GOAL: Report how many lines below contain the word "content", and give only that number.
________________________
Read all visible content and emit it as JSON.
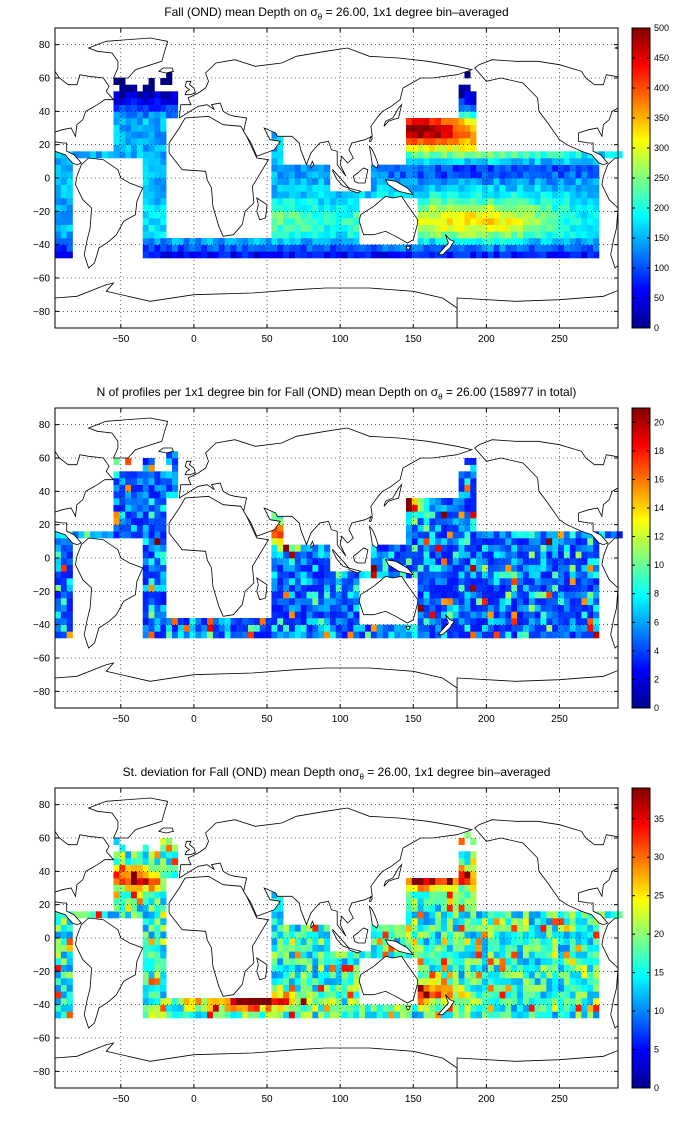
{
  "figure": {
    "panels": [
      {
        "id": "mean-depth",
        "title_main": "Fall (OND) mean Depth on ",
        "title_sym": "σ",
        "title_sub": "θ",
        "title_rest": " = 26.00, 1x1 degree bin–averaged",
        "colorbar": {
          "min": 0,
          "max": 500,
          "ticks": [
            0,
            50,
            100,
            150,
            200,
            250,
            300,
            350,
            400,
            450,
            500
          ]
        }
      },
      {
        "id": "profile-count",
        "title_main": "N of profiles per 1x1 degree bin for Fall (OND) mean Depth on ",
        "title_sym": "σ",
        "title_sub": "θ",
        "title_rest": " = 26.00 (158977 in total)",
        "colorbar": {
          "min": 0,
          "max": 21,
          "ticks": [
            0,
            2,
            4,
            6,
            8,
            10,
            12,
            14,
            16,
            18,
            20
          ]
        }
      },
      {
        "id": "std-deviation",
        "title_main": "St. deviation for Fall (OND) mean Depth on",
        "title_sym": "σ",
        "title_sub": "θ",
        "title_rest": " = 26.00, 1x1 degree bin–averaged",
        "colorbar": {
          "min": 0,
          "max": 39,
          "ticks": [
            0,
            5,
            10,
            15,
            20,
            25,
            30,
            35
          ]
        }
      }
    ],
    "map_axes": {
      "xlim": [
        -95,
        290
      ],
      "ylim": [
        -90,
        90
      ],
      "xticks": [
        -50,
        0,
        50,
        100,
        150,
        200,
        250
      ],
      "yticks": [
        -80,
        -60,
        -40,
        -20,
        0,
        20,
        40,
        60,
        80
      ],
      "grid": "dotted"
    },
    "colormap": "jet"
  }
}
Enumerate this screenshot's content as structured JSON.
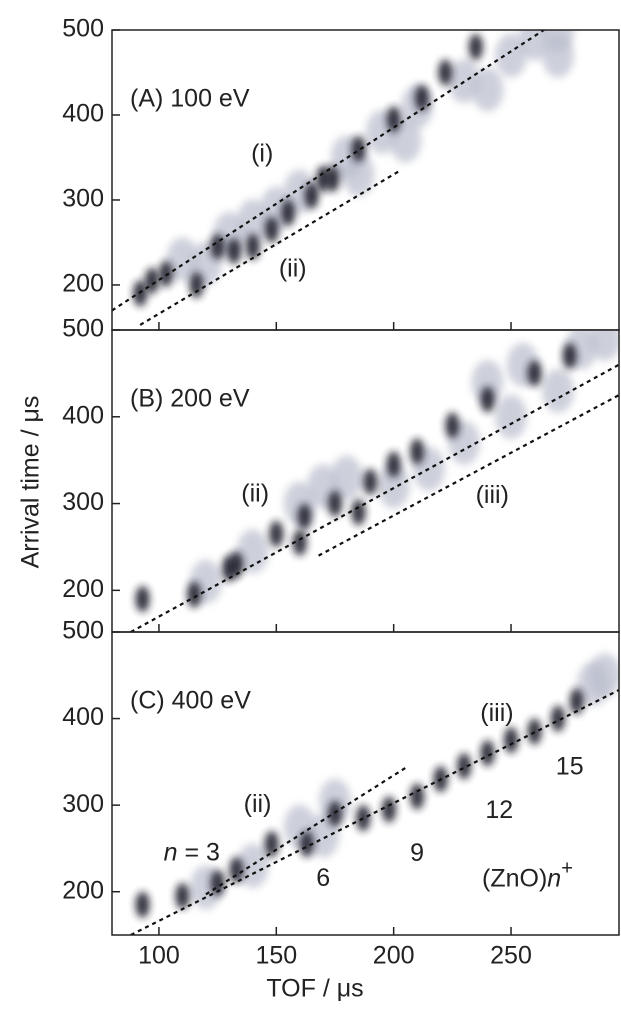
{
  "x_label": "TOF / μs",
  "y_label": "Arrival time / μs",
  "chart_data": [
    {
      "type": "scatter",
      "title": "(A) 100 eV",
      "xlim": [
        80,
        296
      ],
      "ylim": [
        147,
        500
      ],
      "xticks": [
        100,
        150,
        200,
        250
      ],
      "yticks": [
        200,
        300,
        400,
        500
      ],
      "series": [
        {
          "color": "#b9bdcc",
          "x": [
            110,
            130,
            150,
            160,
            180,
            195,
            210,
            230,
            250,
            260,
            270,
            185,
            205,
            240,
            270,
            120,
            140
          ],
          "values": [
            230,
            260,
            290,
            310,
            350,
            380,
            410,
            440,
            470,
            490,
            500,
            330,
            370,
            430,
            470,
            225,
            275
          ]
        },
        {
          "color": "#1b1e2c",
          "x": [
            92,
            97,
            103,
            116,
            125,
            132,
            140,
            148,
            155,
            165,
            170,
            174,
            185,
            200,
            212,
            222,
            235
          ],
          "values": [
            190,
            205,
            213,
            200,
            245,
            240,
            245,
            265,
            285,
            305,
            325,
            325,
            360,
            395,
            420,
            450,
            480
          ]
        }
      ],
      "lines": [
        {
          "x": [
            80,
            264
          ],
          "values": [
            170,
            500
          ]
        },
        {
          "x": [
            92,
            203
          ],
          "values": [
            153,
            335
          ]
        }
      ],
      "annotations": [
        {
          "text": "(i)",
          "x": 144,
          "y": 353
        },
        {
          "text": "(ii)",
          "x": 157,
          "y": 218
        }
      ]
    },
    {
      "type": "scatter",
      "title": "(B) 200 eV",
      "xlim": [
        80,
        296
      ],
      "ylim": [
        152,
        500
      ],
      "xticks": [
        100,
        150,
        200,
        250
      ],
      "yticks": [
        200,
        300,
        400,
        500
      ],
      "series": [
        {
          "color": "#b9bdcc",
          "x": [
            120,
            140,
            170,
            180,
            200,
            215,
            230,
            250,
            270,
            280,
            290,
            255,
            160,
            240
          ],
          "values": [
            210,
            245,
            320,
            330,
            320,
            340,
            370,
            400,
            430,
            480,
            490,
            460,
            300,
            440
          ]
        },
        {
          "color": "#1b1e2c",
          "x": [
            93,
            115,
            130,
            133,
            150,
            160,
            162,
            175,
            185,
            190,
            200,
            210,
            225,
            240,
            260,
            275
          ],
          "values": [
            190,
            195,
            225,
            230,
            265,
            255,
            285,
            300,
            290,
            325,
            345,
            360,
            390,
            420,
            450,
            470
          ]
        }
      ],
      "lines": [
        {
          "x": [
            88,
            296
          ],
          "values": [
            152,
            460
          ]
        },
        {
          "x": [
            168,
            296
          ],
          "values": [
            240,
            425
          ]
        }
      ],
      "annotations": [
        {
          "text": "(ii)",
          "x": 141,
          "y": 310
        },
        {
          "text": "(iii)",
          "x": 242,
          "y": 308
        }
      ]
    },
    {
      "type": "scatter",
      "title": "(C) 400 eV",
      "xlim": [
        80,
        296
      ],
      "ylim": [
        150,
        500
      ],
      "xticks": [
        100,
        150,
        200,
        250
      ],
      "yticks": [
        200,
        300,
        400,
        500
      ],
      "series": [
        {
          "color": "#b9bdcc",
          "x": [
            140,
            160,
            175,
            285,
            290,
            170,
            120
          ],
          "values": [
            230,
            275,
            305,
            440,
            450,
            265,
            205
          ]
        },
        {
          "color": "#1b1e2c",
          "x": [
            93,
            110,
            125,
            133,
            148,
            163,
            175,
            187,
            198,
            210,
            220,
            230,
            240,
            250,
            260,
            270,
            278
          ],
          "values": [
            185,
            195,
            210,
            225,
            255,
            255,
            290,
            285,
            295,
            310,
            330,
            345,
            360,
            375,
            385,
            400,
            420
          ]
        }
      ],
      "lines": [
        {
          "x": [
            88,
            296
          ],
          "values": [
            150,
            433
          ]
        },
        {
          "x": [
            120,
            205
          ],
          "values": [
            197,
            343
          ]
        }
      ],
      "annotations": [
        {
          "text": "(ii)",
          "x": 142,
          "y": 300
        },
        {
          "text": "(iii)",
          "x": 244,
          "y": 405
        },
        {
          "parts": [
            "n",
            " = 3"
          ],
          "x": 114,
          "y": 244
        },
        {
          "text": "6",
          "x": 170,
          "y": 214
        },
        {
          "text": "9",
          "x": 210,
          "y": 243
        },
        {
          "text": "12",
          "x": 245,
          "y": 293
        },
        {
          "text": "15",
          "x": 275,
          "y": 343
        },
        {
          "parts": [
            "(ZnO)",
            "n",
            "+"
          ],
          "x": 257,
          "y": 214
        }
      ]
    }
  ]
}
________________________
THE REPLY: 2